# [TASK]
Pick out every line that holds the string "mehr" and copy it.
** Begin EXCERPTED DATA **
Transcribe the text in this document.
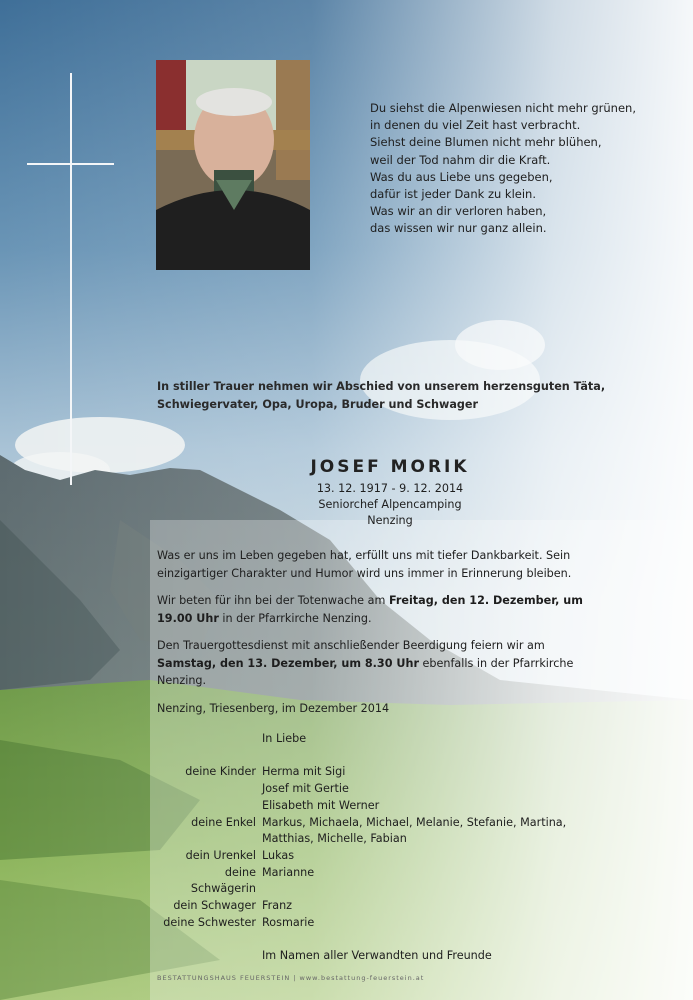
Du siehst die Alpenwiesen nicht mehr grünen,
in denen du viel Zeit hast verbracht.
Siehst deine Blumen nicht mehr blühen,
weil der Tod nahm dir die Kraft.
Was du aus Liebe uns gegeben,
dafür ist jeder Dank zu klein.
Was wir an dir verloren haben,
das wissen wir nur ganz allein.
In stiller Trauer nehmen wir Abschied von unserem herzensguten Täta,
Schwiegervater, Opa, Uropa, Bruder und Schwager
JOSEF MORIK
13. 12. 1917 - 9. 12. 2014
Seniorchef Alpencamping Nenzing

Was er uns im Leben gegeben hat, erfüllt uns mit tiefer Dankbarkeit. Sein einzigartiger Charakter und Humor wird uns immer in Erinnerung bleiben.

Wir beten für ihn bei der Totenwache am Freitag, den 12. Dezember, um 19.00 Uhr in der Pfarrkirche Nenzing.

Den Trauergottesdienst mit anschließender Beerdigung feiern wir am Samstag, den 13. Dezember, um 8.30 Uhr ebenfalls in der Pfarrkirche Nenzing.

Nenzing, Triesenberg, im Dezember 2014

In Liebe
deine Kinder Herma mit Sigi
Josef mit Gertie
Elisabeth mit Werner
deine Enkel Markus, Michaela, Michael, Melanie, Stefanie, Martina,
Matthias, Michelle, Fabian
dein Urenkel Lukas
deine Schwägerin
Marianne
dein Schwager Franz
deine Schwester Rosmarie
Im Namen aller Verwandten und Freunde
BESTATTUNGSHAUS FEUERSTEIN | www.bestattung-feuerstein.at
** End EXCERPTED DATA **
# [CORRECT RESPONSE]
Du siehst die Alpenwiesen nicht mehr grünen,
Siehst deine Blumen nicht mehr blühen,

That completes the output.